## STATED GOAL
All of the data needs to be repeated exactly.

******

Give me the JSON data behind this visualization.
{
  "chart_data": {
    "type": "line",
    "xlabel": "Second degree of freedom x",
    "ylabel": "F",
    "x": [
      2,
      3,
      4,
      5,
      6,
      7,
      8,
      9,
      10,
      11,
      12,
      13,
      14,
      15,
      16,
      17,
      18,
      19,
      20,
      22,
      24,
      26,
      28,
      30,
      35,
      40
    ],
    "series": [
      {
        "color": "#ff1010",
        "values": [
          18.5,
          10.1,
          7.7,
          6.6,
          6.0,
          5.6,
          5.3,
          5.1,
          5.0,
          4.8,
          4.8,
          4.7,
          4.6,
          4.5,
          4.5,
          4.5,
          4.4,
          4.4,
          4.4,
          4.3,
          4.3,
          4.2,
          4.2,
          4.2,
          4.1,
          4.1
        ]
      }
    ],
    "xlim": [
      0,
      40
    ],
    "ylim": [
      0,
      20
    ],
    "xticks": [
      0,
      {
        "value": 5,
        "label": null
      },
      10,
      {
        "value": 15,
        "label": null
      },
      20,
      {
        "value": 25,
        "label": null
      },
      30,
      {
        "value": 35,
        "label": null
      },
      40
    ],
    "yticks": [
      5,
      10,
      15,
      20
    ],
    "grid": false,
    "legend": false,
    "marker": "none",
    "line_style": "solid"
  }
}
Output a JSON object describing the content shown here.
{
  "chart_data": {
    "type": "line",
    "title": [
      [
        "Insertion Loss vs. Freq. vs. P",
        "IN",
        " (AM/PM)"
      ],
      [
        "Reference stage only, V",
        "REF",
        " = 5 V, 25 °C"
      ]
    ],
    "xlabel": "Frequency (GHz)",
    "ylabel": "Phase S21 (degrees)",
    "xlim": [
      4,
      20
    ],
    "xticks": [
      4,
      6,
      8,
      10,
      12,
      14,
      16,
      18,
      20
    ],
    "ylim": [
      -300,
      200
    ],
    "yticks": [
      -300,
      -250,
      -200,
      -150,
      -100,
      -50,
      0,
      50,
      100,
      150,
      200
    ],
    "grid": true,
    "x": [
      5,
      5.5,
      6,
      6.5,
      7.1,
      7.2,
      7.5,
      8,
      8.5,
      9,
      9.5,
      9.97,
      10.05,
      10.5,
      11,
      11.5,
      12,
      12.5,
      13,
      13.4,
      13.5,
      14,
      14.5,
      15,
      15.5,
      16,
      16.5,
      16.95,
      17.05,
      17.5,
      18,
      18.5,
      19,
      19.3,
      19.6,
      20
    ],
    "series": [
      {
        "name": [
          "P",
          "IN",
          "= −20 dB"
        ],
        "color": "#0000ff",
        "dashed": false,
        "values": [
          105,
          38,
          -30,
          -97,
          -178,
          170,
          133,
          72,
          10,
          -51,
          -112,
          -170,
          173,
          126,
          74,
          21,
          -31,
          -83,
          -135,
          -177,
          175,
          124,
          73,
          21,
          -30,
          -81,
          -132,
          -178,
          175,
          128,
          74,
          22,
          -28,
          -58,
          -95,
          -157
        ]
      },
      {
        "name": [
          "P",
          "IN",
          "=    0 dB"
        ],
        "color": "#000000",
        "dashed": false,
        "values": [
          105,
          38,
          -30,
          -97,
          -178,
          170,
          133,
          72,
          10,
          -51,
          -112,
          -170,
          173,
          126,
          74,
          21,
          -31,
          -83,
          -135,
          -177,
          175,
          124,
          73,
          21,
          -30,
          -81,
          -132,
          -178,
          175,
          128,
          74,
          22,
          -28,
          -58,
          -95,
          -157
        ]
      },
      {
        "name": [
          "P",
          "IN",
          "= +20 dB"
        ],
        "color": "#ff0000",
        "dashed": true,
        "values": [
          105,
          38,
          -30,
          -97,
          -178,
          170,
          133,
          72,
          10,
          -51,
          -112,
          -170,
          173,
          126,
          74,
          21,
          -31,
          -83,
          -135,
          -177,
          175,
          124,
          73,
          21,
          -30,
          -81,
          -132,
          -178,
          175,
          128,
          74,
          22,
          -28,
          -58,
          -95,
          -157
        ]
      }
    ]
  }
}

******

## WORKED ANSWER
Give me the JSON data behind this visualization.
{
  "chart_data": {
    "type": "line",
    "xlabel": "Second degree of freedom x",
    "ylabel": "F",
    "x": [
      2,
      3,
      4,
      5,
      6,
      7,
      8,
      9,
      10,
      11,
      12,
      13,
      14,
      15,
      16,
      17,
      18,
      19,
      20,
      22,
      24,
      26,
      28,
      30,
      35,
      40
    ],
    "series": [
      {
        "color": "#ff1010",
        "values": [
          18.5,
          10.1,
          7.7,
          6.6,
          6.0,
          5.6,
          5.3,
          5.1,
          5.0,
          4.8,
          4.8,
          4.7,
          4.6,
          4.5,
          4.5,
          4.5,
          4.4,
          4.4,
          4.4,
          4.3,
          4.3,
          4.2,
          4.2,
          4.2,
          4.1,
          4.1
        ]
      }
    ],
    "xlim": [
      0,
      40
    ],
    "ylim": [
      0,
      20
    ],
    "xticks": [
      0,
      {
        "value": 5,
        "label": null
      },
      10,
      {
        "value": 15,
        "label": null
      },
      20,
      {
        "value": 25,
        "label": null
      },
      30,
      {
        "value": 35,
        "label": null
      },
      40
    ],
    "yticks": [
      5,
      10,
      15,
      20
    ],
    "grid": false,
    "legend": false,
    "marker": "none",
    "line_style": "solid"
  }
}
Output a JSON object describing the content shown here.
{
  "chart_data": {
    "type": "line",
    "title": [
      [
        "Insertion Loss vs. Freq. vs. P",
        "IN",
        " (AM/PM)"
      ],
      [
        "Reference stage only, V",
        "REF",
        " = 5 V, 25 °C"
      ]
    ],
    "xlabel": "Frequency (GHz)",
    "ylabel": "Phase S21 (degrees)",
    "xlim": [
      4,
      20
    ],
    "xticks": [
      4,
      6,
      8,
      10,
      12,
      14,
      16,
      18,
      20
    ],
    "ylim": [
      -300,
      200
    ],
    "yticks": [
      -300,
      -250,
      -200,
      -150,
      -100,
      -50,
      0,
      50,
      100,
      150,
      200
    ],
    "grid": true,
    "x": [
      5,
      5.5,
      6,
      6.5,
      7.1,
      7.2,
      7.5,
      8,
      8.5,
      9,
      9.5,
      9.97,
      10.05,
      10.5,
      11,
      11.5,
      12,
      12.5,
      13,
      13.4,
      13.5,
      14,
      14.5,
      15,
      15.5,
      16,
      16.5,
      16.95,
      17.05,
      17.5,
      18,
      18.5,
      19,
      19.3,
      19.6,
      20
    ],
    "series": [
      {
        "name": [
          "P",
          "IN",
          "= −20 dB"
        ],
        "color": "#0000ff",
        "dashed": false,
        "values": [
          105,
          38,
          -30,
          -97,
          -178,
          170,
          133,
          72,
          10,
          -51,
          -112,
          -170,
          173,
          126,
          74,
          21,
          -31,
          -83,
          -135,
          -177,
          175,
          124,
          73,
          21,
          -30,
          -81,
          -132,
          -178,
          175,
          128,
          74,
          22,
          -28,
          -58,
          -95,
          -157
        ]
      },
      {
        "name": [
          "P",
          "IN",
          "=    0 dB"
        ],
        "color": "#000000",
        "dashed": false,
        "values": [
          105,
          38,
          -30,
          -97,
          -178,
          170,
          133,
          72,
          10,
          -51,
          -112,
          -170,
          173,
          126,
          74,
          21,
          -31,
          -83,
          -135,
          -177,
          175,
          124,
          73,
          21,
          -30,
          -81,
          -132,
          -178,
          175,
          128,
          74,
          22,
          -28,
          -58,
          -95,
          -157
        ]
      },
      {
        "name": [
          "P",
          "IN",
          "= +20 dB"
        ],
        "color": "#ff0000",
        "dashed": true,
        "values": [
          105,
          38,
          -30,
          -97,
          -178,
          170,
          133,
          72,
          10,
          -51,
          -112,
          -170,
          173,
          126,
          74,
          21,
          -31,
          -83,
          -135,
          -177,
          175,
          124,
          73,
          21,
          -30,
          -81,
          -132,
          -178,
          175,
          128,
          74,
          22,
          -28,
          -58,
          -95,
          -157
        ]
      }
    ]
  }
}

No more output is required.